### Problem description
Set down every entry word for word. Omit the pictures.

### Entries provided

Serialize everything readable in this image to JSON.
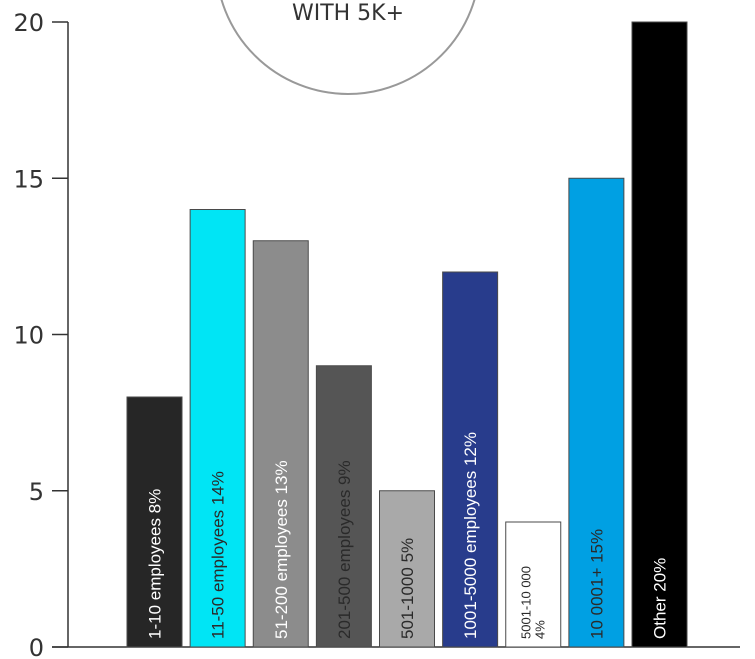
{
  "badge": {
    "text": "WITH 5K+"
  },
  "chart_data": {
    "type": "bar",
    "categories": [
      "1-10 employees 8%",
      "11-50 employees 14%",
      "51-200 employees 13%",
      "201-500 employees 9%",
      "501-1000 5%",
      "1001-5000 employees 12%",
      "5001-10 000 4%",
      "10 0001+ 15%",
      "Other 20%"
    ],
    "values": [
      8,
      14,
      13,
      9,
      5,
      12,
      4,
      15,
      20
    ],
    "colors": [
      "#262626",
      "#00e5f5",
      "#8c8c8c",
      "#555555",
      "#a9a9a9",
      "#283c8c",
      "#ffffff",
      "#00a0e3",
      "#000000"
    ],
    "label_colors": [
      "#ffffff",
      "#2a2a2a",
      "#ffffff",
      "#2a2a2a",
      "#2a2a2a",
      "#ffffff",
      "#2a2a2a",
      "#2a2a2a",
      "#ffffff"
    ],
    "ylim": [
      0,
      20
    ],
    "yticks": [
      0,
      5,
      10,
      15,
      20
    ],
    "xlabel": "",
    "ylabel": "",
    "title": ""
  }
}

### Finished task
Serialize everything readable in this image to JSON.
{
  "badge": {
    "text": "WITH 5K+"
  },
  "chart_data": {
    "type": "bar",
    "categories": [
      "1-10 employees 8%",
      "11-50 employees 14%",
      "51-200 employees 13%",
      "201-500 employees 9%",
      "501-1000 5%",
      "1001-5000 employees 12%",
      "5001-10 000 4%",
      "10 0001+ 15%",
      "Other 20%"
    ],
    "values": [
      8,
      14,
      13,
      9,
      5,
      12,
      4,
      15,
      20
    ],
    "colors": [
      "#262626",
      "#00e5f5",
      "#8c8c8c",
      "#555555",
      "#a9a9a9",
      "#283c8c",
      "#ffffff",
      "#00a0e3",
      "#000000"
    ],
    "label_colors": [
      "#ffffff",
      "#2a2a2a",
      "#ffffff",
      "#2a2a2a",
      "#2a2a2a",
      "#ffffff",
      "#2a2a2a",
      "#2a2a2a",
      "#ffffff"
    ],
    "ylim": [
      0,
      20
    ],
    "yticks": [
      0,
      5,
      10,
      15,
      20
    ],
    "xlabel": "",
    "ylabel": "",
    "title": ""
  }
}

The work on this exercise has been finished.